Begin Input for this task
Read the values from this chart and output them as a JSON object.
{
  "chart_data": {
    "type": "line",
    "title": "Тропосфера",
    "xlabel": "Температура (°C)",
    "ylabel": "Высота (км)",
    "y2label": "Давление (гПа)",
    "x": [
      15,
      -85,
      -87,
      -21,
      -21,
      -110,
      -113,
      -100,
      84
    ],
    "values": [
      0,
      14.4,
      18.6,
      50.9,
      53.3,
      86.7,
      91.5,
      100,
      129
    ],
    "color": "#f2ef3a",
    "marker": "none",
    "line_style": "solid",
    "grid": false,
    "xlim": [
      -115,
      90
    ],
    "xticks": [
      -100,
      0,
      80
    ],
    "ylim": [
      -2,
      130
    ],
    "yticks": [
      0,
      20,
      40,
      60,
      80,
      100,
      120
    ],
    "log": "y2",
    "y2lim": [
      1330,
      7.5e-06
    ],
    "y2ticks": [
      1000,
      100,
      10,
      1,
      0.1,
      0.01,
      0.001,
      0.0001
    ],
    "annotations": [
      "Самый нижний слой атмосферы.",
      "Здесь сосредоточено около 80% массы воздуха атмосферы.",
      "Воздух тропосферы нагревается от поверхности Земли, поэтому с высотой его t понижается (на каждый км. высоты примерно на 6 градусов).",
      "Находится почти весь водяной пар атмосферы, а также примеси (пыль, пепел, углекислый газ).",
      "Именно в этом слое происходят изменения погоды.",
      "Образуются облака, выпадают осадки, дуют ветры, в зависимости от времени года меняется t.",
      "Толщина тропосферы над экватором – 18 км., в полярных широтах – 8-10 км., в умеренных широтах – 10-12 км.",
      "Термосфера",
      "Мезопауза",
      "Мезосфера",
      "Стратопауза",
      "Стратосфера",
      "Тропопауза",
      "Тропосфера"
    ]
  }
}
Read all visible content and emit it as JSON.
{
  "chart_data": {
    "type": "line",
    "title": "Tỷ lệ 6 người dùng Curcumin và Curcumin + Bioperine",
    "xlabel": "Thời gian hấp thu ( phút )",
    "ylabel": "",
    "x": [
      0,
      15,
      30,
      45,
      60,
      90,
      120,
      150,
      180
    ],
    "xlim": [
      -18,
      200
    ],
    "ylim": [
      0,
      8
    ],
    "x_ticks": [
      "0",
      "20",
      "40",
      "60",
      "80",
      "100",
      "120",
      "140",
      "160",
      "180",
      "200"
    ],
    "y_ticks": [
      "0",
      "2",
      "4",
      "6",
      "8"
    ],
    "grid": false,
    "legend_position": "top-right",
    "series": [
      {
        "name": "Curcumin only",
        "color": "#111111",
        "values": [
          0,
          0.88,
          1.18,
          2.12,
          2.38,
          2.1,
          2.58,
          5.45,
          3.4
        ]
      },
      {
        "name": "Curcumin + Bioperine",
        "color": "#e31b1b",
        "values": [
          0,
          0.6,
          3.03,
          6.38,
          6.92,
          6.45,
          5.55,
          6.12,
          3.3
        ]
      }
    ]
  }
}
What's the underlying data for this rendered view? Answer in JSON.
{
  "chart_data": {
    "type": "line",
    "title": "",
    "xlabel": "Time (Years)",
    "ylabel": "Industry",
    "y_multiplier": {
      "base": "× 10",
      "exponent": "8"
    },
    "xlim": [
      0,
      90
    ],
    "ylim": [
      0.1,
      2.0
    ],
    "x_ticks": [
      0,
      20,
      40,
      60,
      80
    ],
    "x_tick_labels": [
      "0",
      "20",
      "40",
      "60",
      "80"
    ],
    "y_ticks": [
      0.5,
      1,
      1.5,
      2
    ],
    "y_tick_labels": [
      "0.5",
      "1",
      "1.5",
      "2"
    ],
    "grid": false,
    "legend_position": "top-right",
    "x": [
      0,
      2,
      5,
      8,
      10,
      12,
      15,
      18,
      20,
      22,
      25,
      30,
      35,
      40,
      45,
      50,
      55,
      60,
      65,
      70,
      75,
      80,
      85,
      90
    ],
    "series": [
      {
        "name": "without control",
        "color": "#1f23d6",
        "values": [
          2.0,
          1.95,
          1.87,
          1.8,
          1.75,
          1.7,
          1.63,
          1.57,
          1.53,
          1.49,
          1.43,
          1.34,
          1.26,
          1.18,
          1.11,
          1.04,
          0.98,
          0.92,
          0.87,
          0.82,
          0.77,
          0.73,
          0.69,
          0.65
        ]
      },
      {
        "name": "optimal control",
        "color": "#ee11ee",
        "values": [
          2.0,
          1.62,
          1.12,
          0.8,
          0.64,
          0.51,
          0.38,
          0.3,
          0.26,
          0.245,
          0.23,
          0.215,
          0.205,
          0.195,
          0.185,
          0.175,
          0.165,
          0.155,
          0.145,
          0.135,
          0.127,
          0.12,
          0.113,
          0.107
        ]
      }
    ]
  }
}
End Input for this task
> [Exercise]: Repeat the material above in full, quoting it exactly.

> [Expected answer]:
Read the values from this chart and output them as a JSON object.
{
  "chart_data": {
    "type": "line",
    "title": "Тропосфера",
    "xlabel": "Температура (°C)",
    "ylabel": "Высота (км)",
    "y2label": "Давление (гПа)",
    "x": [
      15,
      -85,
      -87,
      -21,
      -21,
      -110,
      -113,
      -100,
      84
    ],
    "values": [
      0,
      14.4,
      18.6,
      50.9,
      53.3,
      86.7,
      91.5,
      100,
      129
    ],
    "color": "#f2ef3a",
    "marker": "none",
    "line_style": "solid",
    "grid": false,
    "xlim": [
      -115,
      90
    ],
    "xticks": [
      -100,
      0,
      80
    ],
    "ylim": [
      -2,
      130
    ],
    "yticks": [
      0,
      20,
      40,
      60,
      80,
      100,
      120
    ],
    "log": "y2",
    "y2lim": [
      1330,
      7.5e-06
    ],
    "y2ticks": [
      1000,
      100,
      10,
      1,
      0.1,
      0.01,
      0.001,
      0.0001
    ],
    "annotations": [
      "Самый нижний слой атмосферы.",
      "Здесь сосредоточено около 80% массы воздуха атмосферы.",
      "Воздух тропосферы нагревается от поверхности Земли, поэтому с высотой его t понижается (на каждый км. высоты примерно на 6 градусов).",
      "Находится почти весь водяной пар атмосферы, а также примеси (пыль, пепел, углекислый газ).",
      "Именно в этом слое происходят изменения погоды.",
      "Образуются облака, выпадают осадки, дуют ветры, в зависимости от времени года меняется t.",
      "Толщина тропосферы над экватором – 18 км., в полярных широтах – 8-10 км., в умеренных широтах – 10-12 км.",
      "Термосфера",
      "Мезопауза",
      "Мезосфера",
      "Стратопауза",
      "Стратосфера",
      "Тропопауза",
      "Тропосфера"
    ]
  }
}
Read all visible content and emit it as JSON.
{
  "chart_data": {
    "type": "line",
    "title": "Tỷ lệ 6 người dùng Curcumin và Curcumin + Bioperine",
    "xlabel": "Thời gian hấp thu ( phút )",
    "ylabel": "",
    "x": [
      0,
      15,
      30,
      45,
      60,
      90,
      120,
      150,
      180
    ],
    "xlim": [
      -18,
      200
    ],
    "ylim": [
      0,
      8
    ],
    "x_ticks": [
      "0",
      "20",
      "40",
      "60",
      "80",
      "100",
      "120",
      "140",
      "160",
      "180",
      "200"
    ],
    "y_ticks": [
      "0",
      "2",
      "4",
      "6",
      "8"
    ],
    "grid": false,
    "legend_position": "top-right",
    "series": [
      {
        "name": "Curcumin only",
        "color": "#111111",
        "values": [
          0,
          0.88,
          1.18,
          2.12,
          2.38,
          2.1,
          2.58,
          5.45,
          3.4
        ]
      },
      {
        "name": "Curcumin + Bioperine",
        "color": "#e31b1b",
        "values": [
          0,
          0.6,
          3.03,
          6.38,
          6.92,
          6.45,
          5.55,
          6.12,
          3.3
        ]
      }
    ]
  }
}
What's the underlying data for this rendered view? Answer in JSON.
{
  "chart_data": {
    "type": "line",
    "title": "",
    "xlabel": "Time (Years)",
    "ylabel": "Industry",
    "y_multiplier": {
      "base": "× 10",
      "exponent": "8"
    },
    "xlim": [
      0,
      90
    ],
    "ylim": [
      0.1,
      2.0
    ],
    "x_ticks": [
      0,
      20,
      40,
      60,
      80
    ],
    "x_tick_labels": [
      "0",
      "20",
      "40",
      "60",
      "80"
    ],
    "y_ticks": [
      0.5,
      1,
      1.5,
      2
    ],
    "y_tick_labels": [
      "0.5",
      "1",
      "1.5",
      "2"
    ],
    "grid": false,
    "legend_position": "top-right",
    "x": [
      0,
      2,
      5,
      8,
      10,
      12,
      15,
      18,
      20,
      22,
      25,
      30,
      35,
      40,
      45,
      50,
      55,
      60,
      65,
      70,
      75,
      80,
      85,
      90
    ],
    "series": [
      {
        "name": "without control",
        "color": "#1f23d6",
        "values": [
          2.0,
          1.95,
          1.87,
          1.8,
          1.75,
          1.7,
          1.63,
          1.57,
          1.53,
          1.49,
          1.43,
          1.34,
          1.26,
          1.18,
          1.11,
          1.04,
          0.98,
          0.92,
          0.87,
          0.82,
          0.77,
          0.73,
          0.69,
          0.65
        ]
      },
      {
        "name": "optimal control",
        "color": "#ee11ee",
        "values": [
          2.0,
          1.62,
          1.12,
          0.8,
          0.64,
          0.51,
          0.38,
          0.3,
          0.26,
          0.245,
          0.23,
          0.215,
          0.205,
          0.195,
          0.185,
          0.175,
          0.165,
          0.155,
          0.145,
          0.135,
          0.127,
          0.12,
          0.113,
          0.107
        ]
      }
    ]
  }
}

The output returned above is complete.